■ Aim of the task ■
Write the next part of the guide to running the Hephaestus server tests, starting right after its last sentence.

■ Page extract ■
○ ○ ○ ○ ○ ○ ○

Available examples include label.created, repository.created, create, push, and more—consult the folder before recording new payloads.

Maven recipes

./mvnw test                                   # Unit tests
./mvnw verify # Full suite + packaging
./mvnw test -Dtest=UserServiceTest # Single test class
./mvnw test -Dtest=UserServiceTest#methodName # Single test method

GitHub live API tests

Some regression scenarios can only be validated against GitHub itself. We ship a focused suite that exercises the live GitHub App installation and verifies end-to-end sync behaviour (repository metadata, labels, milestones, and teams).

Prerequisites

  1. Sandbox installation – the Hephaestus IntegrationTests GitHub App must be installed in a sandbox organisation you control. The tests create and delete repositories, milestones, labels, and teams on each run.

  2. Credentials – provide both a GitHub App private key and a Personal Access Token with the following scopes:

    • repo (full)
    • admin:org
    • read:packages
  3. Local config file – copy the template that lives alongside the tests:

    cd server/application-server/src/test/resources
    cp application-live-local.example.yml application-live-local.yml

    Fill in the placeholders with the sandbox organisation slug, the installation id, and either an inline PEM key (github.app.privateKey) or a readable privateKeyLocation. Keep this file out of version control—it is already listed in .gitignore.

○ ○ ○ ○ ○ ○ ○

■ Material supplied ■

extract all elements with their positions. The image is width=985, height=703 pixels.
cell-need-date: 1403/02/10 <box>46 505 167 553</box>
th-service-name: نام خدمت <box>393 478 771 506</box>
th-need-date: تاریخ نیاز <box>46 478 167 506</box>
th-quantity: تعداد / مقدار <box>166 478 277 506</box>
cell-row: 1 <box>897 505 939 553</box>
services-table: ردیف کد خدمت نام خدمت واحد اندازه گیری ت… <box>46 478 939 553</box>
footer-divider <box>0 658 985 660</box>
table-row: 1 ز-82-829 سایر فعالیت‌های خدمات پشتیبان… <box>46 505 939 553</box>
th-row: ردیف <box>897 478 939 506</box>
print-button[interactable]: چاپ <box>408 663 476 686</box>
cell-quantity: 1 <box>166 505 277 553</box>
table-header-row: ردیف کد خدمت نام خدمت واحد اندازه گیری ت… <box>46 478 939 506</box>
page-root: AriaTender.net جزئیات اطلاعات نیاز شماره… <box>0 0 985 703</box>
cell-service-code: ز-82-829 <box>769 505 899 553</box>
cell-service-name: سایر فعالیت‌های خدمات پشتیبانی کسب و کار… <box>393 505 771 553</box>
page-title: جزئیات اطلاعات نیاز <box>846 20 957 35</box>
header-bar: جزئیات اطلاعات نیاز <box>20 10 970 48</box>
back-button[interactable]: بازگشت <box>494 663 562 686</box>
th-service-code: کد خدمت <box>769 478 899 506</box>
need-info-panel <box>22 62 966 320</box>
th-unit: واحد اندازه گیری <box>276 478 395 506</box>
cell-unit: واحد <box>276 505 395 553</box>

○ ○ ○ ○ ○ ○ ○

■ Answer to this exercise ■
    Alternatively, export the matching environment variables:

    export GH_APP_ID=2250297
    export GH_APP_INSTALLATION_ID=93512943
    export GH_APP_PRIVATE_KEY="$(cat /path/to/private-key.pem)"
    export GH_APP_PAT=ghp_xxx... # PAT with the scopes above
    export GH_APP_ORGANIZATION=HephaestusTest

    Use either the config file or environment variables; the test suite checks both and aborts if key material is missing.

Running the suite

From server/application-server/ run:

./mvnw test -Plive-tests

The -Plive-tests profile tells Maven to run only tests tagged with @Tag("live"). This is the single guard for live tests—if you don't pass the profile, the tests simply won't run.

Live tests never run during normal CI. They are explicitly excluded from mvn test and mvn verify via tag filtering in the Surefire and Failsafe plugins.

The run takes roughly two minutes and prints the GitHub artefacts it provisions. Clean-up is handled automatically, but if a failure interrupts execution you can safely delete any hephaestus-it-* repositories, milestones, or teams that remain in the sandbox.

Authoring new GitHub sync tests

  1. Extend AbstractGitHubLiveSyncIntegrationTest (or fall back to BaseGitHubLiveIntegrationTest when repositories are not needed). These bases set up credential checks, provide the workspaceRepository, and expose helpers such as createEphemeralRepository, registerRepositoryToMonitor, createEphemeralTeam, and seedOrganizationMembers.
  2. Use the supplied helpers to create and track temporary GitHub artefacts. They automatically register clean-up handlers via @AfterEach, so add new resources to the provided lists instead of implementing manual deletion logic.
  3. Keep tests deterministic: rely on databaseTestUtils.cleanDatabase() in @BeforeEach (already invoked by the base), and generate unique slugs via nextEphemeralSlug("suffix") when naming repositories, branches, or teams.
  4. If a scenario needs extra Spring configuration, extend application-live-local.yml in server/application-server/src/test/resources/. The checked-in .example file documents every property; copy it on demand and keep secrets out of version control.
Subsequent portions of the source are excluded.